● **Task brief**: Leaving out the pictures, please retype each record exactly.

+++ Input

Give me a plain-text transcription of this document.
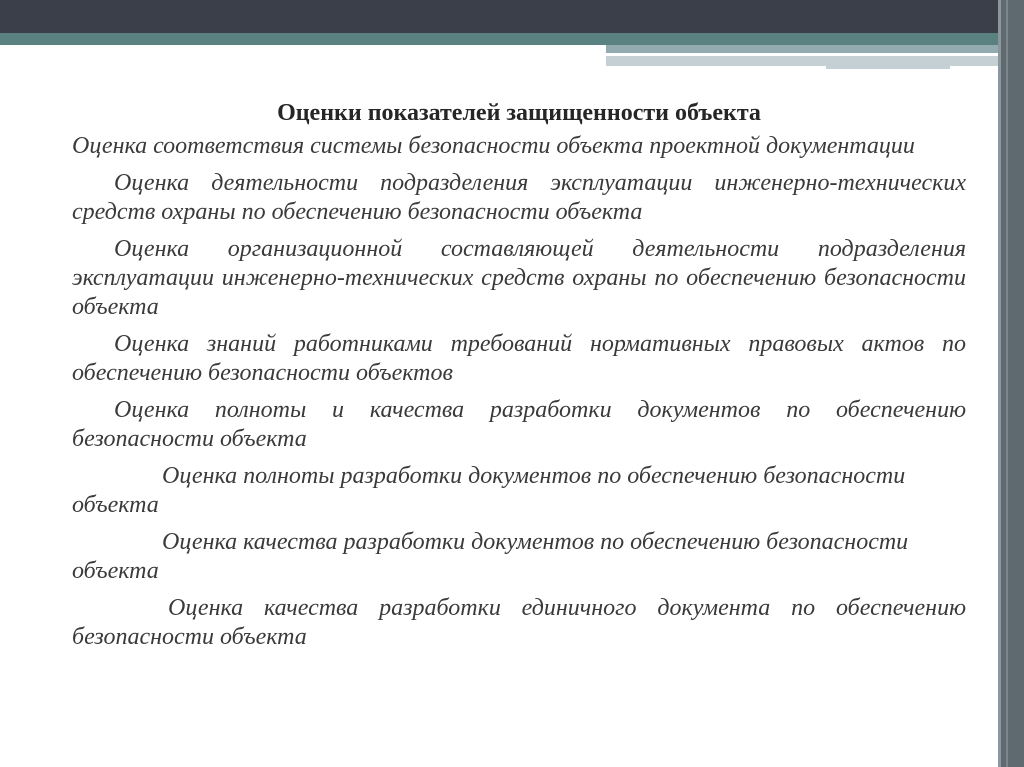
Оценки показателей защищенности объекта

Оценка соответствия системы безопасности объекта проектной документации

Оценка деятельности подразделения эксплуатации инженерно-технических средств охраны по обеспечению безопасности объекта

Оценка организационной составляющей деятельности подразделения эксплуатации инженерно-технических средств охраны по обеспечению безопасности объекта

Оценка знаний работниками требований нормативных правовых актов по обеспечению безопасности объектов

Оценка полноты и качества разработки документов по обеспечению безопасности объекта

Оценка полноты разработки документов по обеспечению безопасности объекта

Оценка качества разработки документов по обеспечению безопасности объекта

Оценка качества разработки единичного документа по обеспечению безопасности объекта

++++++

● **Result**:
Give me a plain-text transcription of this document.
Оценки показателей защищенности объекта

Оценка соответствия системы безопасности объекта проектной документации

Оценка деятельности подразделения эксплуатации инженерно-технических средств охраны по обеспечению безопасности объекта

Оценка организационной составляющей деятельности подразделения эксплуатации инженерно-технических средств охраны по обеспечению безопасности объекта

Оценка знаний работниками требований нормативных правовых актов по обеспечению безопасности объектов

Оценка полноты и качества разработки документов по обеспечению безопасности объекта

Оценка полноты разработки документов по обеспечению безопасности объекта

Оценка качества разработки документов по обеспечению безопасности объекта

Оценка качества разработки единичного документа по обеспечению безопасности объекта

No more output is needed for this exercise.